> [WHAT THE TASK REQUIRES]:
Search the entries for the word "this" and pull out each line that has it.

[Stored data]

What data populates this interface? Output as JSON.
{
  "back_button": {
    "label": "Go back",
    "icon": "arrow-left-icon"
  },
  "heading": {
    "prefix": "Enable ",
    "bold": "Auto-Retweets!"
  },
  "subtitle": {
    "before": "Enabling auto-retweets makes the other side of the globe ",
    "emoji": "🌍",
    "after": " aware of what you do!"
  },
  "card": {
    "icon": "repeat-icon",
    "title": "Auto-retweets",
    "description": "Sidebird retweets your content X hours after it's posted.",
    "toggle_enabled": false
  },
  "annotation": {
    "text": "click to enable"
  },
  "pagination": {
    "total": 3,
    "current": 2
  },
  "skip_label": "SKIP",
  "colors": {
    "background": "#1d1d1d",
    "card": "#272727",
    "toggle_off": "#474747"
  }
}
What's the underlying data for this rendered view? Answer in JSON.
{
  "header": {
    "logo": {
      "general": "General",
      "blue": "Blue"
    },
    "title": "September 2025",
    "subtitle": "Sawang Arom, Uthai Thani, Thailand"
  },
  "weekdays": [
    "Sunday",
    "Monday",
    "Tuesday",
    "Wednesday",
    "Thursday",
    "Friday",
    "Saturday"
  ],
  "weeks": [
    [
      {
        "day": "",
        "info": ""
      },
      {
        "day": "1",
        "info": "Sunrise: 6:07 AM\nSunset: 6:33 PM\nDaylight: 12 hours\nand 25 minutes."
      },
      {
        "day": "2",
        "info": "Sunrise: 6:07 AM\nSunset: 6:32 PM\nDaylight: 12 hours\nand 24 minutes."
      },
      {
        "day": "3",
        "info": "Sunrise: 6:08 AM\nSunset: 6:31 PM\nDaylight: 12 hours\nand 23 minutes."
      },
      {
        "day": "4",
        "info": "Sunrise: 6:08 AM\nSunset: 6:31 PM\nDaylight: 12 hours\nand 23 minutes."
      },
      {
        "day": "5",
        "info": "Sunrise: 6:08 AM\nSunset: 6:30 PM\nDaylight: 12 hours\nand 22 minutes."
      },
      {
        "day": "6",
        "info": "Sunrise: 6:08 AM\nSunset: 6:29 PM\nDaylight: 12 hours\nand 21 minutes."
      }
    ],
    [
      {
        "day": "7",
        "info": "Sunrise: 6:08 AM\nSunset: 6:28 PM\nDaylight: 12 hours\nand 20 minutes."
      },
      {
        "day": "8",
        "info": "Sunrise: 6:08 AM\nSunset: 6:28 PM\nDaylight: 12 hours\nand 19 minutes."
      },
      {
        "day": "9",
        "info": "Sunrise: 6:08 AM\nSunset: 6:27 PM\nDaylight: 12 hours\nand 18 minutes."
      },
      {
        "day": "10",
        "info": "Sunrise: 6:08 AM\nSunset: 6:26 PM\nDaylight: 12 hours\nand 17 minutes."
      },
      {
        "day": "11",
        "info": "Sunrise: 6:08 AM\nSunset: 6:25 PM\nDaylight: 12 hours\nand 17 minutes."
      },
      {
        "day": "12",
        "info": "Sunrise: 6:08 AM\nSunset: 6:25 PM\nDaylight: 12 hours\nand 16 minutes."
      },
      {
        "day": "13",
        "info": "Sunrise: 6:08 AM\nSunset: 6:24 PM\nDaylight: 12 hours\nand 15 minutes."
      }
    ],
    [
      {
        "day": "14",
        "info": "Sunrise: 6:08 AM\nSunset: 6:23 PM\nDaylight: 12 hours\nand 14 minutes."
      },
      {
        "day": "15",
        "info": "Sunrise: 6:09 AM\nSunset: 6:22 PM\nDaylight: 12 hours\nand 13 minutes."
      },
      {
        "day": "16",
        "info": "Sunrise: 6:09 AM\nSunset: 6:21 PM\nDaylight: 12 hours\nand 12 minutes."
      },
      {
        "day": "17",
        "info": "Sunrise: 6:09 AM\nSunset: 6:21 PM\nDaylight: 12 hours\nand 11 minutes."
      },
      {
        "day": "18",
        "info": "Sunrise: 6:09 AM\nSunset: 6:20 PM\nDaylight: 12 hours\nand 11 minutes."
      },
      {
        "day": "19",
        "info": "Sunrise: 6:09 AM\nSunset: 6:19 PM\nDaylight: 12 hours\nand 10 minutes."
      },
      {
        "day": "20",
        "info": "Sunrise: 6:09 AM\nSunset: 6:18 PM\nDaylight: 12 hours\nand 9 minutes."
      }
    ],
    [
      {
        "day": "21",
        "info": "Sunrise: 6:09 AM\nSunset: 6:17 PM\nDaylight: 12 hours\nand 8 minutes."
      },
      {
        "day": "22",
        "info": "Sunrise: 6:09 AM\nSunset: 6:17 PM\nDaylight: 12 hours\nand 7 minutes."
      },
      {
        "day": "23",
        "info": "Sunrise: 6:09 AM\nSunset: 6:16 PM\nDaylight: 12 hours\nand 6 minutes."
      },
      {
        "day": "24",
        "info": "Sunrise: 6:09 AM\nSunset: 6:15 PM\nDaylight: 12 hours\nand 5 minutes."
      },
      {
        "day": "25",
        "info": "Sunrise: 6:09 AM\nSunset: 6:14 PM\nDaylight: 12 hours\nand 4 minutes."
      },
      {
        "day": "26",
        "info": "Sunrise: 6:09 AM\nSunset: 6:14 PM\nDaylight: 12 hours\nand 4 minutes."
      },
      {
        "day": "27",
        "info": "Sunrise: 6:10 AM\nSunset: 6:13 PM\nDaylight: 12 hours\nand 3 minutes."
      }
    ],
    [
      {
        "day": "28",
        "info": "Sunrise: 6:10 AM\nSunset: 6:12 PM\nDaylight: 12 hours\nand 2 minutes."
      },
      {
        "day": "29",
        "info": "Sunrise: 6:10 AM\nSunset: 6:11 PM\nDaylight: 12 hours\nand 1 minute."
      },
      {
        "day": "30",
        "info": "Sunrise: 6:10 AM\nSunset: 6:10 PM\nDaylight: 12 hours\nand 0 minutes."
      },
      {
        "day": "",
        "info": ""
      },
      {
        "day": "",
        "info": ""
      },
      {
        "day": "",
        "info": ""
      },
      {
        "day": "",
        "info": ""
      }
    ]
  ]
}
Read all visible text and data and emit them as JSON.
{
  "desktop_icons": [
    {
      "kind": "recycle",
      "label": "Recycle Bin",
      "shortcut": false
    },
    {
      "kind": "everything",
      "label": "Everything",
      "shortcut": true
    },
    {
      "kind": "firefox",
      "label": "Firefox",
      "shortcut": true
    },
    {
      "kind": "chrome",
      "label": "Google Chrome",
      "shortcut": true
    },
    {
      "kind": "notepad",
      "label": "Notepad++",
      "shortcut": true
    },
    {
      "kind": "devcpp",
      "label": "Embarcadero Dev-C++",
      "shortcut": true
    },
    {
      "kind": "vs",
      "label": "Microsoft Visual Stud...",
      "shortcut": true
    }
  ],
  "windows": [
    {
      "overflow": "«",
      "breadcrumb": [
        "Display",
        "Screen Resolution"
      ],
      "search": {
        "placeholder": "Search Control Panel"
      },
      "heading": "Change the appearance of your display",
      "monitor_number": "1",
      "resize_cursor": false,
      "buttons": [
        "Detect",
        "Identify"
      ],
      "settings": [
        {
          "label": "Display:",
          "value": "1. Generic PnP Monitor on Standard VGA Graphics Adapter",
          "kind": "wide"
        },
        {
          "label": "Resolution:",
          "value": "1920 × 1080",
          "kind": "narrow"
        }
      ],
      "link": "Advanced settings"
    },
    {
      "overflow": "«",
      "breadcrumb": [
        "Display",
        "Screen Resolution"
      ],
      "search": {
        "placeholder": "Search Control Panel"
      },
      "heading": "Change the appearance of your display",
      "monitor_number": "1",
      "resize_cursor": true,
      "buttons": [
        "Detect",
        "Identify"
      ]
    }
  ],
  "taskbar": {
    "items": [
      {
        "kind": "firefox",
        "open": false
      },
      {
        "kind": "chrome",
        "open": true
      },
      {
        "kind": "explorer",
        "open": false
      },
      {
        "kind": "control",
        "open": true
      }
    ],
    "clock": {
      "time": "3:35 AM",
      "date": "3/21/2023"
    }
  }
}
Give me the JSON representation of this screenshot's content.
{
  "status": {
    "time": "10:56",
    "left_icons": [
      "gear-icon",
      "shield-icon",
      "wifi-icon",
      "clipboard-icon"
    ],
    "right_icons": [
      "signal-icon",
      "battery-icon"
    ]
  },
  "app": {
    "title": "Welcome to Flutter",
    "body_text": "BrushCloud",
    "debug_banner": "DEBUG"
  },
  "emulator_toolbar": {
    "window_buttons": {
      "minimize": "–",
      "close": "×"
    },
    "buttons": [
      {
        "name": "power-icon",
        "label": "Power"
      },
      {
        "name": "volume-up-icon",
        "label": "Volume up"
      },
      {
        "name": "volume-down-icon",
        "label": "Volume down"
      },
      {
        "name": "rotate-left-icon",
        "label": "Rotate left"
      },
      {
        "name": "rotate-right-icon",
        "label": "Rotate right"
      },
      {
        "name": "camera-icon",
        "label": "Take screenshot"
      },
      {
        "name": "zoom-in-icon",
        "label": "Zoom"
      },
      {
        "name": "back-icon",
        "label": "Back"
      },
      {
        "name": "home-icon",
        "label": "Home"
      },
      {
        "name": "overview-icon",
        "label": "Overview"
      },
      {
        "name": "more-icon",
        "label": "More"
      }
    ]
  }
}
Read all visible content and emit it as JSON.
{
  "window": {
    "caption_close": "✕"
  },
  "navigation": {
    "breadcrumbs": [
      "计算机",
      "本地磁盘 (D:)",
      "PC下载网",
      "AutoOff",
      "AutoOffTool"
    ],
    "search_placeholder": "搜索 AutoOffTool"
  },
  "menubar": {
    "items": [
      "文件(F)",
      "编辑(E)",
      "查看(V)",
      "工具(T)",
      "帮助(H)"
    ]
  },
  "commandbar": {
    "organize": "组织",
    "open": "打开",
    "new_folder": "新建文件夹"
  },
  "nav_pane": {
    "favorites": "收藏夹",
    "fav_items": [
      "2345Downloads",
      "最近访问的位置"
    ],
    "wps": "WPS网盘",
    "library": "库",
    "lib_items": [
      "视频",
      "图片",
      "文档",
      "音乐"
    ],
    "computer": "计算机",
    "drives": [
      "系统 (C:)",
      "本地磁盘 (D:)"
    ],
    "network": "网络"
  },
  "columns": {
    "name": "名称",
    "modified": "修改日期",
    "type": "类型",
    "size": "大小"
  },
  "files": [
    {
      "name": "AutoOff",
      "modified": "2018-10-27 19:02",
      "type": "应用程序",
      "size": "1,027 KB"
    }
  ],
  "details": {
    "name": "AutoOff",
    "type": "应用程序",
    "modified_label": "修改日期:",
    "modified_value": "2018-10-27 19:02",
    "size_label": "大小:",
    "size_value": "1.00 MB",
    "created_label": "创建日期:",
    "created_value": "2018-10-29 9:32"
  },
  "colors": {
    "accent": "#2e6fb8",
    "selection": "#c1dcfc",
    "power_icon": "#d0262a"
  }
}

> [TASK RESULT]:
What data populates this interface? Output as JSON.
What's the underlying data for this rendered view? Answer in JSON.
Give me the JSON representation of this screenshot's content.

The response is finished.